DO THIS:
Count lines with "found" in them. Report only the total.

RECORDED DATA:
-=-=-

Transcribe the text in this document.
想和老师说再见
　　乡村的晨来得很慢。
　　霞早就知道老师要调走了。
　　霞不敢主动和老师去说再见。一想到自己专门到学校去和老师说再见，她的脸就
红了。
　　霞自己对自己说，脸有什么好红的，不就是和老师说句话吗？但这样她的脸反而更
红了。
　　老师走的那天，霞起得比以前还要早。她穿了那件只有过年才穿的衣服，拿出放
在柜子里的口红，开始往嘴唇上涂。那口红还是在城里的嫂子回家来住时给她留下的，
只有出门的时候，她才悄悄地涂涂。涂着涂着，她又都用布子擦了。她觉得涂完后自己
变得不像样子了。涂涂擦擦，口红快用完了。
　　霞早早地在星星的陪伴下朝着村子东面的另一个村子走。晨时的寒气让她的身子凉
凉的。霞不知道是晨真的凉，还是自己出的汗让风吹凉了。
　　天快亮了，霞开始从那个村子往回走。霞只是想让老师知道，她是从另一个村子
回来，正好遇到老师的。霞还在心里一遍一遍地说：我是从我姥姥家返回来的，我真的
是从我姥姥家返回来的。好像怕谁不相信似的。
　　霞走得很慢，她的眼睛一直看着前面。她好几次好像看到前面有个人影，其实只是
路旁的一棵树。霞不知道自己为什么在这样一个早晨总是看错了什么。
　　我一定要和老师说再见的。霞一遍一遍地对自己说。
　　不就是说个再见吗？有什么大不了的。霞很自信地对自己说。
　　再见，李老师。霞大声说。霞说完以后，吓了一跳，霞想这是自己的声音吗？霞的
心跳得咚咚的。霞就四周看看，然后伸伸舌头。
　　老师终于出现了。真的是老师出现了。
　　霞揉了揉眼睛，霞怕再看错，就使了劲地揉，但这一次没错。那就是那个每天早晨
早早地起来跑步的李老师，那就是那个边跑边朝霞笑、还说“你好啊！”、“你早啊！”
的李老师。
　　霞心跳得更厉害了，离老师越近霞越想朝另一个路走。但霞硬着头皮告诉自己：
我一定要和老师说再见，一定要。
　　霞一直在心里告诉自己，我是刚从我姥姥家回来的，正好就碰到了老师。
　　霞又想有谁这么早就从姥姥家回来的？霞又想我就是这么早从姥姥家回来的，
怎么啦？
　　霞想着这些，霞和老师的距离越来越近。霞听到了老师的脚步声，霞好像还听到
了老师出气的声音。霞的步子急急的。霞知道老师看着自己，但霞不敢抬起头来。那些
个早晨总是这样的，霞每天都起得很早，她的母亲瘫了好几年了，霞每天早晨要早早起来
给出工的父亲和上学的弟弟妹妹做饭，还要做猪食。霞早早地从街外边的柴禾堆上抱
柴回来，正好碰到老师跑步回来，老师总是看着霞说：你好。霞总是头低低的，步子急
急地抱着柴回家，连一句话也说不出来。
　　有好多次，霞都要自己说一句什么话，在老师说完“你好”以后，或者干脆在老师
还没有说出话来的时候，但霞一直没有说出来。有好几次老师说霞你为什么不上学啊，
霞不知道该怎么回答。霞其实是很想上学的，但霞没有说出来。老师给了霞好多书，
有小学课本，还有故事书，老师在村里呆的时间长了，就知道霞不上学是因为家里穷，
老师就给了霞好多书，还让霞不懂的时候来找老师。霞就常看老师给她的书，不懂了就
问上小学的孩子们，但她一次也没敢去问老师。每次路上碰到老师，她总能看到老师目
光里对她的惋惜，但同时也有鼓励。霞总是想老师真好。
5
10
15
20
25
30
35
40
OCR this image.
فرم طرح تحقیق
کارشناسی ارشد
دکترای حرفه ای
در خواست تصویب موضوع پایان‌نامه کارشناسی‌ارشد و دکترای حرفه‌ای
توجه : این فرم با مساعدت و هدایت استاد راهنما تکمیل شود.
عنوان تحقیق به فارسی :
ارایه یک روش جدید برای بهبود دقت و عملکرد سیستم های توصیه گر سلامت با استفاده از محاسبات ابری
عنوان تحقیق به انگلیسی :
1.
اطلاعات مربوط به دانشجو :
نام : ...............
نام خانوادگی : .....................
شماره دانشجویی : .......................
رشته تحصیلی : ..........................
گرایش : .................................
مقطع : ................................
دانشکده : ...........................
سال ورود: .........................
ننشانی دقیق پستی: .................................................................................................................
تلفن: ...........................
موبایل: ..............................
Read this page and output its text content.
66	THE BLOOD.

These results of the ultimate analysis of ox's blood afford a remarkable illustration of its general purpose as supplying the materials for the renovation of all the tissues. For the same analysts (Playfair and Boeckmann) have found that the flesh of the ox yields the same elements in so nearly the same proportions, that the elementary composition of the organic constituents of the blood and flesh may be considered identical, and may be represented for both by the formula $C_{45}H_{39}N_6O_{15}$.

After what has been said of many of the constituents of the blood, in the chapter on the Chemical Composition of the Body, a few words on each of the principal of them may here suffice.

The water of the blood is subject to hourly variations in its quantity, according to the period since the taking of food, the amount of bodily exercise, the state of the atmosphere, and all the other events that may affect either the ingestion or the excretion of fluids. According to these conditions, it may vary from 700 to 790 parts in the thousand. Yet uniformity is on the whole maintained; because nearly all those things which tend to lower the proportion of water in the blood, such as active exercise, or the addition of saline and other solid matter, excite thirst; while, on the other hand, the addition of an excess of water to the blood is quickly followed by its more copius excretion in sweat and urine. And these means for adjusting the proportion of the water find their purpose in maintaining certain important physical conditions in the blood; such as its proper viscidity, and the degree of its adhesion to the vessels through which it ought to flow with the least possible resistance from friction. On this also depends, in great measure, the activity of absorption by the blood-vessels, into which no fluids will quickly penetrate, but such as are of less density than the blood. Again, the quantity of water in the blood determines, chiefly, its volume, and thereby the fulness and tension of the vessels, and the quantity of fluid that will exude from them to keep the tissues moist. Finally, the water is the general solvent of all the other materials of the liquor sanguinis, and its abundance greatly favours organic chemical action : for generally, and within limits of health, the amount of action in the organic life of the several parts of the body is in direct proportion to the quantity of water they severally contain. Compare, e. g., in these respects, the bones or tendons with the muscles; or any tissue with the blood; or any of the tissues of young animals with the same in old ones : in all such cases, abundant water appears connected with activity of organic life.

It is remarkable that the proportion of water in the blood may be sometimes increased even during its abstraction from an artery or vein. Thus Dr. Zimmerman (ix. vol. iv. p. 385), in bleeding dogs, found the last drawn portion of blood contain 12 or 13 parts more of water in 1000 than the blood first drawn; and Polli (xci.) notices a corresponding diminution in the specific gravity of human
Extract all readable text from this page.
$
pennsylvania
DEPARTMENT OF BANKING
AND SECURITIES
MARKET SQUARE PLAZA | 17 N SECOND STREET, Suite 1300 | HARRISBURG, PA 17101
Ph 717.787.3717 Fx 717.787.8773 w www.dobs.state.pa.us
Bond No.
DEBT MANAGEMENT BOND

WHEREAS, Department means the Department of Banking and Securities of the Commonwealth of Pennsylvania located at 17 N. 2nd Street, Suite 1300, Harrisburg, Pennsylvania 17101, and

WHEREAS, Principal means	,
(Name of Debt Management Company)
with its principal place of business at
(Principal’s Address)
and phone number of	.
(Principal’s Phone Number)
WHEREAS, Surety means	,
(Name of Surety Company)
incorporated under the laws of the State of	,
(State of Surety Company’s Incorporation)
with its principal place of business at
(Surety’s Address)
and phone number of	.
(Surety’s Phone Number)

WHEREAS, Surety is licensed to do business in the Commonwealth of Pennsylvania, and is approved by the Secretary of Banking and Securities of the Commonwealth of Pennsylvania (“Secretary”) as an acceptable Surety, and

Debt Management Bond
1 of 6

-=-=-

EXERCISE RESPONSE:
2